__Required work__:
Using the listing beneath this task, count the lines with the word "Działu" and write only the result.

________________

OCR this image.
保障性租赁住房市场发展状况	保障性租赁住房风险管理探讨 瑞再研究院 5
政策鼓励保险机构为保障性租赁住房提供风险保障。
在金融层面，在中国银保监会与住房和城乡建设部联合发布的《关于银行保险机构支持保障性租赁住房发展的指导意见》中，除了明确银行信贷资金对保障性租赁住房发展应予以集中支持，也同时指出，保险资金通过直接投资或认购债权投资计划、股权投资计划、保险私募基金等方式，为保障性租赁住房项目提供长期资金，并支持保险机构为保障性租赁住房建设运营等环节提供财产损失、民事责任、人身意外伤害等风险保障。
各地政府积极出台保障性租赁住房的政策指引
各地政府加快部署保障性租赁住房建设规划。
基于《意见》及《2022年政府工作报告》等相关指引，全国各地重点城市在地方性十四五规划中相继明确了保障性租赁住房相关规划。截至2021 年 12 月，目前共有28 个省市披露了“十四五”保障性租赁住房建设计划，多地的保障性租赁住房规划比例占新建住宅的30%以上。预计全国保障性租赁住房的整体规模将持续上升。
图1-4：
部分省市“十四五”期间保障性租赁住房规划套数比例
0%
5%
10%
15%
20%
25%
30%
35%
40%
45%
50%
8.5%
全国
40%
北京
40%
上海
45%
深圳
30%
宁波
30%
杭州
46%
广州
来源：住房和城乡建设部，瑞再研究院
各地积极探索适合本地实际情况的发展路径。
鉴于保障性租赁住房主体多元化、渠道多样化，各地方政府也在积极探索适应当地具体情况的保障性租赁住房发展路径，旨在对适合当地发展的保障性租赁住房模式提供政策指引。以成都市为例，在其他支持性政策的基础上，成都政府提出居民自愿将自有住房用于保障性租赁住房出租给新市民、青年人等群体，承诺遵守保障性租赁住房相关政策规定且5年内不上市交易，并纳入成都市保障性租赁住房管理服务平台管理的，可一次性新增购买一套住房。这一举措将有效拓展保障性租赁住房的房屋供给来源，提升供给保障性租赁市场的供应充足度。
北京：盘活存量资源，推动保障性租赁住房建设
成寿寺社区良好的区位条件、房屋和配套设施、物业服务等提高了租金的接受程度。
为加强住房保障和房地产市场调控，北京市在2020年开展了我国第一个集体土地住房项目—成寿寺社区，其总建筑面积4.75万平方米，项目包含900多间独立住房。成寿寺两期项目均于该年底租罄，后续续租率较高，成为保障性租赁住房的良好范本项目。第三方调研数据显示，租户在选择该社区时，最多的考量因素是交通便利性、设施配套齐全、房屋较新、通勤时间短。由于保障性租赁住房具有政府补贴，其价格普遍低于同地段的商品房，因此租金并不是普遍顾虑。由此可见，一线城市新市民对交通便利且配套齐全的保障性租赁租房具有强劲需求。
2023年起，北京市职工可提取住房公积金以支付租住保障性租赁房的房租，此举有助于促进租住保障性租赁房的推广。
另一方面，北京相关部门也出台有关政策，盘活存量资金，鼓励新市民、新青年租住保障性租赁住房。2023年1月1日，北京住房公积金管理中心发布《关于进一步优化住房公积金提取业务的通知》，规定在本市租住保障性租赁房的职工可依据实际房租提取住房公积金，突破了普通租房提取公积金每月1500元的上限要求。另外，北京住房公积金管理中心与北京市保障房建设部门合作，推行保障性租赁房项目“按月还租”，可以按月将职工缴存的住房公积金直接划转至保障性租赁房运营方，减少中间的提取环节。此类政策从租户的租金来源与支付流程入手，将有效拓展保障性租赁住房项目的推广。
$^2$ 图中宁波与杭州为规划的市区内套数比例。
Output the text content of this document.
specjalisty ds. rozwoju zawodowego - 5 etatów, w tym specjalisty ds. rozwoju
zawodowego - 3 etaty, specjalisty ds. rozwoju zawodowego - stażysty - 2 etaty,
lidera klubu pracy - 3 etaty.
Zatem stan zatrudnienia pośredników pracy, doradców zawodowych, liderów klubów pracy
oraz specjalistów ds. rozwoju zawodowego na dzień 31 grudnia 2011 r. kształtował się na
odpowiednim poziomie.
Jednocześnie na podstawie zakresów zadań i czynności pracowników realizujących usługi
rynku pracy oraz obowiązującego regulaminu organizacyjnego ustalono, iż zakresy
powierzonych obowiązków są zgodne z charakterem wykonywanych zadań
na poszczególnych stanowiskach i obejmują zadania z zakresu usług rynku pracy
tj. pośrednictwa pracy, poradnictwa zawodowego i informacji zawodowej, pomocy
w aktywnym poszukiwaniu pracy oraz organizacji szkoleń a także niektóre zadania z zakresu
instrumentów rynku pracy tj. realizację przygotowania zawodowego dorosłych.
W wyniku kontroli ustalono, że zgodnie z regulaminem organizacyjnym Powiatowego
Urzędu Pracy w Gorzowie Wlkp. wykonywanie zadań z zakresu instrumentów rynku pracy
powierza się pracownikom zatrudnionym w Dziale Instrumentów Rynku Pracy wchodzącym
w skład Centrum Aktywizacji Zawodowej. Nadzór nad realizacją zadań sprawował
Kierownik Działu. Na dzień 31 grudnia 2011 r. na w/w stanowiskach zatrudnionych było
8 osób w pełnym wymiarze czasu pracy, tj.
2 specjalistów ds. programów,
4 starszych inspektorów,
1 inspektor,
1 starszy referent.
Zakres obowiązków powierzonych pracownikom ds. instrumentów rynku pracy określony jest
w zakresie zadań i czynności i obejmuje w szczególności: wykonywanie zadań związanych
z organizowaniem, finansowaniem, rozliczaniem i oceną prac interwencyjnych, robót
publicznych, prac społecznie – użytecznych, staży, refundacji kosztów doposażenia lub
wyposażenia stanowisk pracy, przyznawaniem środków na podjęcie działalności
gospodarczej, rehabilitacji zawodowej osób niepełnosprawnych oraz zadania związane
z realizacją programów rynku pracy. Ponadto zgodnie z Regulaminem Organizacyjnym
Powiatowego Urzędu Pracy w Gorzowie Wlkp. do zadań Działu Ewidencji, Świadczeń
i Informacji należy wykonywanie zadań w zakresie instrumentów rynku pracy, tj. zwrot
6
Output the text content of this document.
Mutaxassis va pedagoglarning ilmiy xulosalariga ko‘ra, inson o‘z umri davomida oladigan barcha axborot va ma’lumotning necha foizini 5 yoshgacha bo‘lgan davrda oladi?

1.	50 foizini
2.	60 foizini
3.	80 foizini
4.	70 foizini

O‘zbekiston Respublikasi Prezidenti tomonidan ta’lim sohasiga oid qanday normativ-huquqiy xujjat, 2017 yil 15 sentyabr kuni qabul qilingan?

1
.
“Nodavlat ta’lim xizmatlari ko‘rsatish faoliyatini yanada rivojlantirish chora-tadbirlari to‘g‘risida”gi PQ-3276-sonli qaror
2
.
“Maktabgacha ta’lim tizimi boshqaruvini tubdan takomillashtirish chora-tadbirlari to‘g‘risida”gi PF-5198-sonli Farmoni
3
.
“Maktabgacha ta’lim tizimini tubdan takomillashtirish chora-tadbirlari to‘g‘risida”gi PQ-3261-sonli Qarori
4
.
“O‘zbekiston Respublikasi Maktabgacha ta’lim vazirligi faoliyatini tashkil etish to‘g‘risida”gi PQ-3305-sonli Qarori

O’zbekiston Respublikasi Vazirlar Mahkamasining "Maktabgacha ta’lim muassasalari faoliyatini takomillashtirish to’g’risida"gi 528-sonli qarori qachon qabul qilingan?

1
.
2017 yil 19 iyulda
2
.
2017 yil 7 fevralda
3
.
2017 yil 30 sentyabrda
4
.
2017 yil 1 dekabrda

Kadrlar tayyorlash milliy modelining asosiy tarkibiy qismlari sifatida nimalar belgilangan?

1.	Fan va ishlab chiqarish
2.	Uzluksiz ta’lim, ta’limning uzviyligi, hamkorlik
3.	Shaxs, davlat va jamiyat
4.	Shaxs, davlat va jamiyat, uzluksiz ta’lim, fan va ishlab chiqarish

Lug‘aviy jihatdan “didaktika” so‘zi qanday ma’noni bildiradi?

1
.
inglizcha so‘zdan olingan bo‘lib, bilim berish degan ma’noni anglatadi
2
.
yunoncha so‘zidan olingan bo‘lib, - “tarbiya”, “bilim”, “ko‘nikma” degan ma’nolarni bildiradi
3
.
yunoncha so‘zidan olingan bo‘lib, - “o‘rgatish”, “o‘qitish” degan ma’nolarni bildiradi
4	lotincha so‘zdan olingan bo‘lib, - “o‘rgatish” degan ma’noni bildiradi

________________

__Answer to the exercise__:
2